Excerpted data ->
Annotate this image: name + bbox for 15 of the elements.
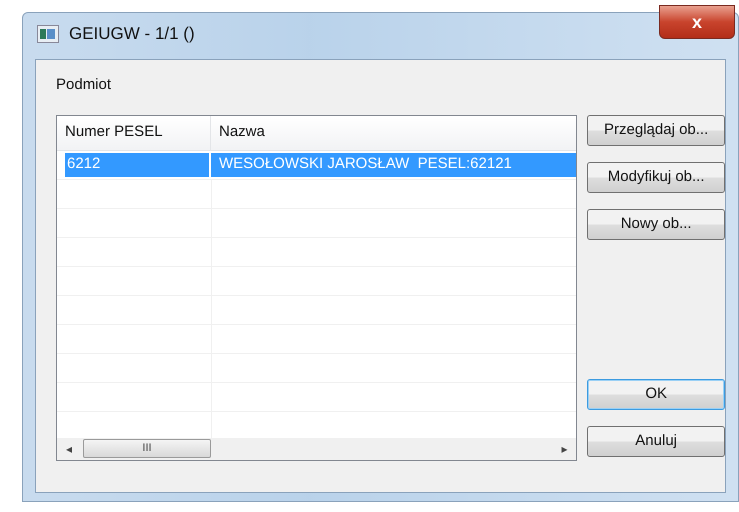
group-label: Podmiot — [56, 75, 112, 95]
ok-button[interactable]: OK — [587, 378, 725, 410]
scroll-left-arrow[interactable]: ◂ — [61, 440, 77, 458]
scroll-right-arrow[interactable]: ▸ — [556, 440, 572, 458]
side-button[interactable]: Nowy ob... — [587, 208, 725, 240]
column-header[interactable]: Numer PESEL — [57, 116, 211, 150]
cancel-button[interactable]: Anuluj — [587, 426, 725, 456]
side-button[interactable]: Modyfikuj ob... — [587, 162, 725, 192]
close-button[interactable]: x — [659, 5, 735, 39]
window-icon — [37, 25, 59, 43]
column-header[interactable]: Nazwa — [211, 116, 576, 150]
scroll-thumb[interactable]: III — [83, 439, 211, 458]
window-title: GEIUGW - 1/1 () — [69, 23, 195, 46]
horizontal-scrollbar[interactable]: ◂ III ▸ — [57, 438, 576, 460]
side-button[interactable]: Przeglądaj ob... — [587, 114, 725, 146]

Set problem ->
Format every line of the listing above as a JSON array of strings, one string per line, with blank lines and the picture placeholder omitted.

Correct answer ->
[
  "Annotate this image: name + bbox for 15 of the elements.",
  "group-label: Podmiot — [56, 75, 112, 95]",
  "ok-button[interactable]: OK — [587, 378, 725, 410]",
  "scroll-left-arrow[interactable]: ◂ — [61, 440, 77, 458]",
  "scroll-right-arrow[interactable]: ▸ — [556, 440, 572, 458]",
  "side-button[interactable]: Nowy ob... — [587, 208, 725, 240]",
  "column-header[interactable]: Numer PESEL — [57, 116, 211, 150]",
  "cancel-button[interactable]: Anuluj — [587, 426, 725, 456]",
  "side-button[interactable]: Modyfikuj ob... — [587, 162, 725, 192]",
  "close-button[interactable]: x — [659, 5, 735, 39]",
  "window-icon — [37, 25, 59, 43]",
  "column-header[interactable]: Nazwa — [211, 116, 576, 150]",
  "scroll-thumb[interactable]: III — [83, 439, 211, 458]",
  "window-title: GEIUGW - 1/1 () — [69, 23, 195, 46]",
  "horizontal-scrollbar[interactable]: ◂ III ▸ — [57, 438, 576, 460]",
  "side-button[interactable]: Przeglądaj ob... — [587, 114, 725, 146]"
]